**To do:** Look for the word "customer" in the entries below, then copy every line that has it.

Raw records
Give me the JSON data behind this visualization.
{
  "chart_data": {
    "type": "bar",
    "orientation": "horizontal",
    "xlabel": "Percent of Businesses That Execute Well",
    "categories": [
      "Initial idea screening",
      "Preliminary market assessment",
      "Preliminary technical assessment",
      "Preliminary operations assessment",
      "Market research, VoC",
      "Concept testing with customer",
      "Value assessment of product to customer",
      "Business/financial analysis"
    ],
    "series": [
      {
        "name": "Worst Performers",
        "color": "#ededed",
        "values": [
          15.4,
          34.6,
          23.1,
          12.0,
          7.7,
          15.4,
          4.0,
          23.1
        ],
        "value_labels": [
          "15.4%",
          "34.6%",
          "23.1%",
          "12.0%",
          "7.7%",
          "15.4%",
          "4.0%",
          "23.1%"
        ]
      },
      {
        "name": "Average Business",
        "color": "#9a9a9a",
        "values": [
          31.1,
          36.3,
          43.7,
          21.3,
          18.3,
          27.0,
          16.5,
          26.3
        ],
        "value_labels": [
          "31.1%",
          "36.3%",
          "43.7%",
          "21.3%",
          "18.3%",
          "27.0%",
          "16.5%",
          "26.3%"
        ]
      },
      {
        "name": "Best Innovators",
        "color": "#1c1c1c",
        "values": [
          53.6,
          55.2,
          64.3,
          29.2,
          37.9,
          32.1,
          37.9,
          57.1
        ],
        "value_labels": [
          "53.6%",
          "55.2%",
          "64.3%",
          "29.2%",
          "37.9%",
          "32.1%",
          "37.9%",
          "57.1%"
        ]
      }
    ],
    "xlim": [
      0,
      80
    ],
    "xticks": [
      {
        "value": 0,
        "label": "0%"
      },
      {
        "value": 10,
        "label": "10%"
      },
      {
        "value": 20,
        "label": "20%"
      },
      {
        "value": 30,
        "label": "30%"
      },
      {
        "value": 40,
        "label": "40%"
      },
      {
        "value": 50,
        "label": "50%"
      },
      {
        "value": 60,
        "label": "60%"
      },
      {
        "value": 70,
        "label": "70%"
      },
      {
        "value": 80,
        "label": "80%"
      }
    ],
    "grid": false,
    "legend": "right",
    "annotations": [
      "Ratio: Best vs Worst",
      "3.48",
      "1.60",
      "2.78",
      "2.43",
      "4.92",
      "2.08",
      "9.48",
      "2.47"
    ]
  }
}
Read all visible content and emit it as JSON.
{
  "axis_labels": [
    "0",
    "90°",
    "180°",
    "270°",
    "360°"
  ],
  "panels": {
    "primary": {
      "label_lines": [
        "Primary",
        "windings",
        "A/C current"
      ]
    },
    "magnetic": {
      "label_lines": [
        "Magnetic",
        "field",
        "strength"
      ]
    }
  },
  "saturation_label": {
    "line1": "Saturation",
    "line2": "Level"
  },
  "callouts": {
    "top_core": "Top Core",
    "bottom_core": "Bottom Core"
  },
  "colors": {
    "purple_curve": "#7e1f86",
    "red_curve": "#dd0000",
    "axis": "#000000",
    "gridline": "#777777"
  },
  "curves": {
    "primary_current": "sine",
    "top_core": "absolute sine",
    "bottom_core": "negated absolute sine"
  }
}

**Task response:**
      "Concept testing with customer",
      "Value assessment of product to customer",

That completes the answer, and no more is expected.